Your instructions:
Copy all lines that contain the word "time".
━━━━
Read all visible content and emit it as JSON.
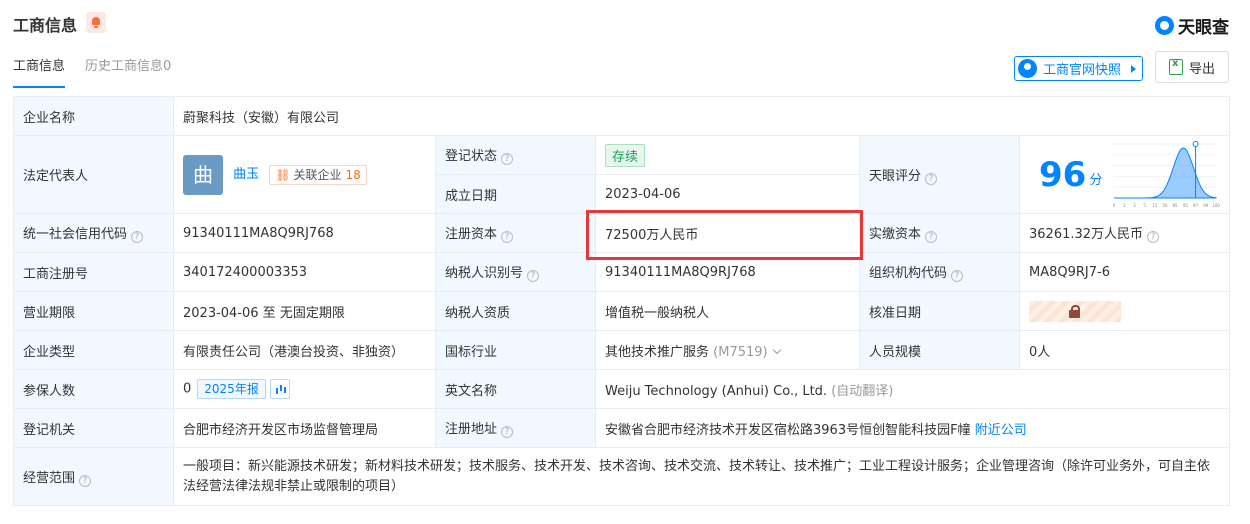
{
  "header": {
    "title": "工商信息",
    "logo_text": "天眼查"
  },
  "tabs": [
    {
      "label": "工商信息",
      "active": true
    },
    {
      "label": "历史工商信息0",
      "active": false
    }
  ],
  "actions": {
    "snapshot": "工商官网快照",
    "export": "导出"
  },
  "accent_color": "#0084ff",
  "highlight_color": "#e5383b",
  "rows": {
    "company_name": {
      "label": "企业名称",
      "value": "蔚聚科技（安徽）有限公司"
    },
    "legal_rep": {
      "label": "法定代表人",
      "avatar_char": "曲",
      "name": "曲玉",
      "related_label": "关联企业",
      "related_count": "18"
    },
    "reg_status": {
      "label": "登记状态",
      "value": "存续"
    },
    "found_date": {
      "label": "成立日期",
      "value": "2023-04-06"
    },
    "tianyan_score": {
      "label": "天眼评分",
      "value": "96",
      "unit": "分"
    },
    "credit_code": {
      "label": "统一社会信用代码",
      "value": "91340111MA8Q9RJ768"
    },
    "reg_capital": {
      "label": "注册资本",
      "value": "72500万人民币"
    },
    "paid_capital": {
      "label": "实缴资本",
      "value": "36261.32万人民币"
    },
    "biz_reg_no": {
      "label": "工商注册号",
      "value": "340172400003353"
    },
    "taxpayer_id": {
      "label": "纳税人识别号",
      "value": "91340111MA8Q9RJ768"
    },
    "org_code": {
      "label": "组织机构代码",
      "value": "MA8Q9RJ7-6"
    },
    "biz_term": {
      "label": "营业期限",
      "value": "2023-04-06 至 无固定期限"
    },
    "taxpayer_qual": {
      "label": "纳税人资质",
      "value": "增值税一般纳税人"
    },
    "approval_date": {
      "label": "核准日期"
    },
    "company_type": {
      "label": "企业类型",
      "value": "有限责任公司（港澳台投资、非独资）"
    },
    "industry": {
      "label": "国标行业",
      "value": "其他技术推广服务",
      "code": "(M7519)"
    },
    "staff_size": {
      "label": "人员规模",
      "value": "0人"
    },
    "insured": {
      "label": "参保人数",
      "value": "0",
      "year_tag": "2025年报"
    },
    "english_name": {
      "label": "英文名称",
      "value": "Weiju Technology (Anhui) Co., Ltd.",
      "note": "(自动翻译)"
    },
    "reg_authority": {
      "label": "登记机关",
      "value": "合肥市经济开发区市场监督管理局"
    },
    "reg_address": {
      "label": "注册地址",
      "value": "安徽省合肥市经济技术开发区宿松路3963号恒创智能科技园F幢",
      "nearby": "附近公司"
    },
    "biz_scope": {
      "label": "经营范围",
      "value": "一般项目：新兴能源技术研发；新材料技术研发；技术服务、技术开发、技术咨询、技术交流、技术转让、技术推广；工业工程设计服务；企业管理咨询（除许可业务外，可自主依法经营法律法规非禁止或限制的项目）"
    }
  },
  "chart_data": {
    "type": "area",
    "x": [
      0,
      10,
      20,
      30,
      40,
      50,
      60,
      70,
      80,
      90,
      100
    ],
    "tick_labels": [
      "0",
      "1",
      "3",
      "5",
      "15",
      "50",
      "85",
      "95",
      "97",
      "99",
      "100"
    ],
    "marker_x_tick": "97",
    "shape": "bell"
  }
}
━━━━
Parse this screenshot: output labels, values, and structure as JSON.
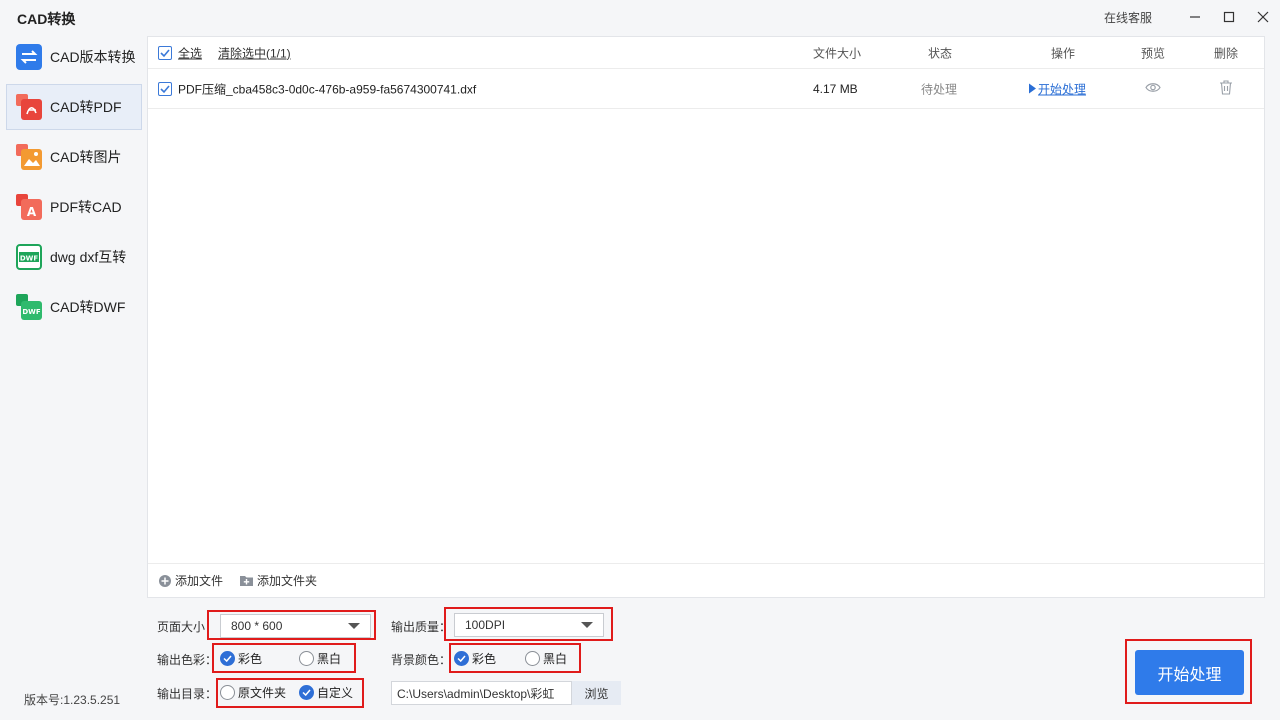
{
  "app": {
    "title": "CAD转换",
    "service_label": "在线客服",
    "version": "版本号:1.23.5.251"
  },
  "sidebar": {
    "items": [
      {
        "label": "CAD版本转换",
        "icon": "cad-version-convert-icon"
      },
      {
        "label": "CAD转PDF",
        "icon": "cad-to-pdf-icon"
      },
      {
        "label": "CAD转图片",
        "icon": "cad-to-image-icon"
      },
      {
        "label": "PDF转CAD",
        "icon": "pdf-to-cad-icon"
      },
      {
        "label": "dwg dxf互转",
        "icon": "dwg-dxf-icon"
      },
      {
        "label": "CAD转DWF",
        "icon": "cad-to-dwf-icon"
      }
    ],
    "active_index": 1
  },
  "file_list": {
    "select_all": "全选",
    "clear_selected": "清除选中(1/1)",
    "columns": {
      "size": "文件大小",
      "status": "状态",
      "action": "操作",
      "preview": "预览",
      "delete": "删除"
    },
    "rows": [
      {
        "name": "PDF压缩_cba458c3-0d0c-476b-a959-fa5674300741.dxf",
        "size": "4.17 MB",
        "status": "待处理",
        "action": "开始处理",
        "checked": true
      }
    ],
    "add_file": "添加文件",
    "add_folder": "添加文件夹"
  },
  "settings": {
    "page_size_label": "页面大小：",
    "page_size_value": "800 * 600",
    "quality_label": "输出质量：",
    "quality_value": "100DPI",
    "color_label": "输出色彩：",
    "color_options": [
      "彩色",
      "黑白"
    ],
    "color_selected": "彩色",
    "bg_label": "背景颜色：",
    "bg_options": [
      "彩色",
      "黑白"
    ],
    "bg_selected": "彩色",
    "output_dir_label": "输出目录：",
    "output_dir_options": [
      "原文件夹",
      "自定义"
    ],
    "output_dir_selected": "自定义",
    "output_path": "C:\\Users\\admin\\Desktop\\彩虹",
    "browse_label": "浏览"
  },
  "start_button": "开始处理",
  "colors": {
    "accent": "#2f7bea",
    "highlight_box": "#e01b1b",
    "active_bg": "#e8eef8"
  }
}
━━━━
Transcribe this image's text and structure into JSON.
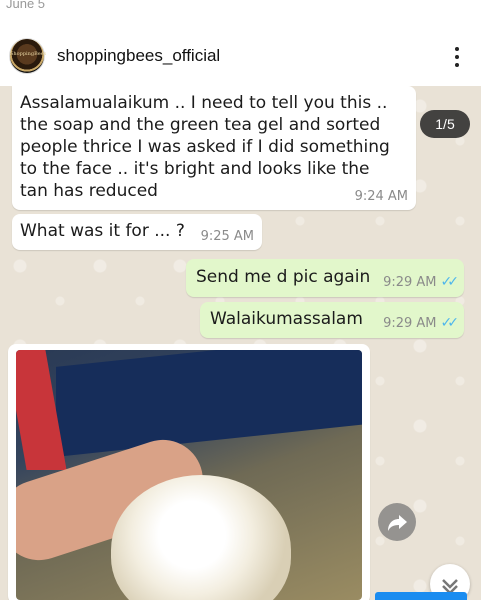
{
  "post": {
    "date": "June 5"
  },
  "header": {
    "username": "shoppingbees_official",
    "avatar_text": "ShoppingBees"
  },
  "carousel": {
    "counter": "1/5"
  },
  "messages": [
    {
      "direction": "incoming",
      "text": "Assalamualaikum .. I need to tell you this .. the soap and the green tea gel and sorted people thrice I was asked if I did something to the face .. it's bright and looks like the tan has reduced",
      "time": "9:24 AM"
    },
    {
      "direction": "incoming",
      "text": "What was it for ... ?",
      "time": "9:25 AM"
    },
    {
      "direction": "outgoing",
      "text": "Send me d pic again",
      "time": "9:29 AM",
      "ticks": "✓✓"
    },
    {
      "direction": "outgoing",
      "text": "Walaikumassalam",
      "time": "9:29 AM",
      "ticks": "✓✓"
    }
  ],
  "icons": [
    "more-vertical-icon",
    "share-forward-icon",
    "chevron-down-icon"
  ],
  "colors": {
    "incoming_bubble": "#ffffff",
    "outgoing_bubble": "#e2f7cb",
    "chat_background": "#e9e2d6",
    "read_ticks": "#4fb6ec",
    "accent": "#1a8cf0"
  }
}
━━━━
Task answer:
      "time": "9:24 AM"
      "time": "9:25 AM"
      "time": "9:29 AM",
      "time": "9:29 AM",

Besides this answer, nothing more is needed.